* [DATA]
--- BEGIN ---

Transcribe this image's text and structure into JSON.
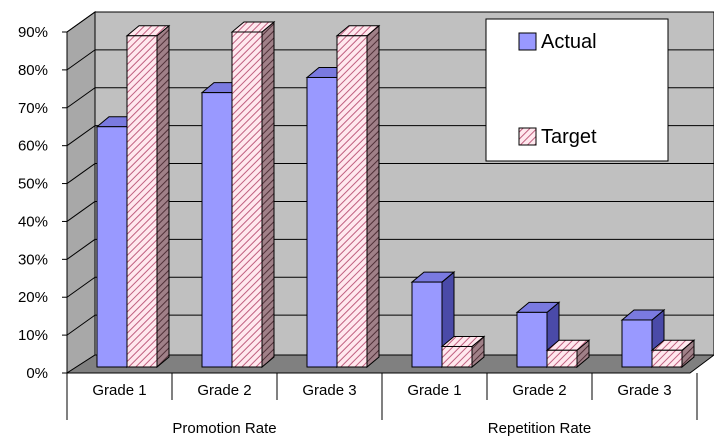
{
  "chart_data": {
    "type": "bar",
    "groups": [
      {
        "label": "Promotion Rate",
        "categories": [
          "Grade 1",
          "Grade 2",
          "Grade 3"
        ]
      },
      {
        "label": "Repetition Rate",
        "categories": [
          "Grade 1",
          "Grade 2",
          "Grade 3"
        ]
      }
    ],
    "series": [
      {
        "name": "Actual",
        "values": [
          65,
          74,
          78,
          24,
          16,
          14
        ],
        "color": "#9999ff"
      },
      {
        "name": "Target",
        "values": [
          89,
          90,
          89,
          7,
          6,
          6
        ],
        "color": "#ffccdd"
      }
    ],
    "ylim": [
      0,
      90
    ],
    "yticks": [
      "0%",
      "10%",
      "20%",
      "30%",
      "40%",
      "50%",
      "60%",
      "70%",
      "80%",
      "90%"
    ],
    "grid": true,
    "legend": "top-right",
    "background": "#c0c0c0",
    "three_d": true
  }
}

--- END ---
--- BEGIN ---

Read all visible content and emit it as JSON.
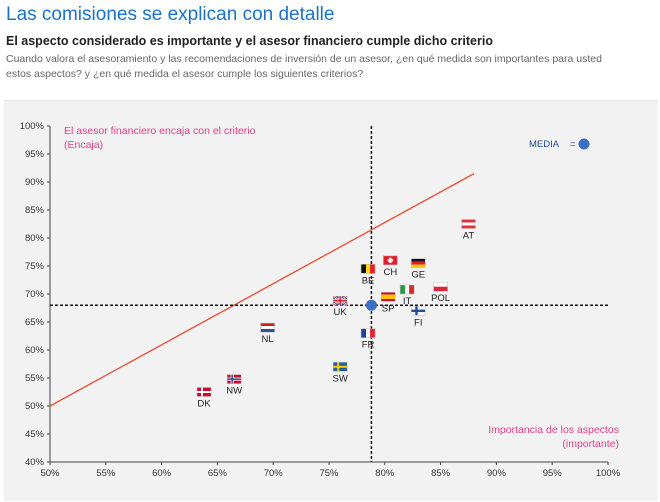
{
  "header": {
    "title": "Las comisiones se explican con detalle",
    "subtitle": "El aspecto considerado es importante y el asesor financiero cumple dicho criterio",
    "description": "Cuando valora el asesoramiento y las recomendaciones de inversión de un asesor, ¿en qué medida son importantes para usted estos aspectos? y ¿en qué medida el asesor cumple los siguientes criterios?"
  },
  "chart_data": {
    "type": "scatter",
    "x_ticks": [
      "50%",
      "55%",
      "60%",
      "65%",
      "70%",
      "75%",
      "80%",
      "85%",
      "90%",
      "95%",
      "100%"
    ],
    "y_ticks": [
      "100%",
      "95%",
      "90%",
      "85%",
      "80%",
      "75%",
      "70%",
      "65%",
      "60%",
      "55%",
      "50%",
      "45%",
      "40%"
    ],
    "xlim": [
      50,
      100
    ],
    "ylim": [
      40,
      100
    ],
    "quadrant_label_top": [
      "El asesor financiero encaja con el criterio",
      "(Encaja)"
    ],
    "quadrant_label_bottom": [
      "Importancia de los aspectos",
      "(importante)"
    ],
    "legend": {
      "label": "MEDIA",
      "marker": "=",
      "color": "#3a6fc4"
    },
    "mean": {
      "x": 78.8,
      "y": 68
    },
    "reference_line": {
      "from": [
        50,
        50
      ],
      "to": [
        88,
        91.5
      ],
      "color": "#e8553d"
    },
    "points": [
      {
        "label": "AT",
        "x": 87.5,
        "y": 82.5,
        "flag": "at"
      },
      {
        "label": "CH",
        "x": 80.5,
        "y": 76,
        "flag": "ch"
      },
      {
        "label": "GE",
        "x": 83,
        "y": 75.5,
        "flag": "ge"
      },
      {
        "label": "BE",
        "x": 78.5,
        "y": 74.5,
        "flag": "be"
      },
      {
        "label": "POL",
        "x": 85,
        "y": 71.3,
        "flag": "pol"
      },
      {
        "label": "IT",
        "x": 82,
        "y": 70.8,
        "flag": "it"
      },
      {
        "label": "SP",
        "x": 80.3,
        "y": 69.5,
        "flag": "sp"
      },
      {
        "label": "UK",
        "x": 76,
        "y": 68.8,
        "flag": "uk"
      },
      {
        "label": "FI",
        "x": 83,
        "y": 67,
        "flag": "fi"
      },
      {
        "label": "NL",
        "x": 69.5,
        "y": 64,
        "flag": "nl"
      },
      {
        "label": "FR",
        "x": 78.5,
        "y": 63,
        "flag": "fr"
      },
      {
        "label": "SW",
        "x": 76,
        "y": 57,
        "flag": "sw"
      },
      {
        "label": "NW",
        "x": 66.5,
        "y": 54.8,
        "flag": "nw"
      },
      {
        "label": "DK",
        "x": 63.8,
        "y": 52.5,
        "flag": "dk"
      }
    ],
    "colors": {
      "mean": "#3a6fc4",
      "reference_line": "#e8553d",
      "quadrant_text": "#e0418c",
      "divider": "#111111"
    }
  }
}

--- END ---

* [BRIEF]
Identify the lines that hold the word "asesor". Copy every one of them.

* [TASK SOLUTION]
    "subtitle": "El aspecto considerado es importante y el asesor financiero cumple dicho criterio",
    "description": "Cuando valora el asesoramiento y las recomendaciones de inversión de un asesor, ¿en qué medida son importantes para usted estos aspectos? y ¿en qué medida el asesor cumple los siguientes criterios?"
      "El asesor financiero encaja con el criterio",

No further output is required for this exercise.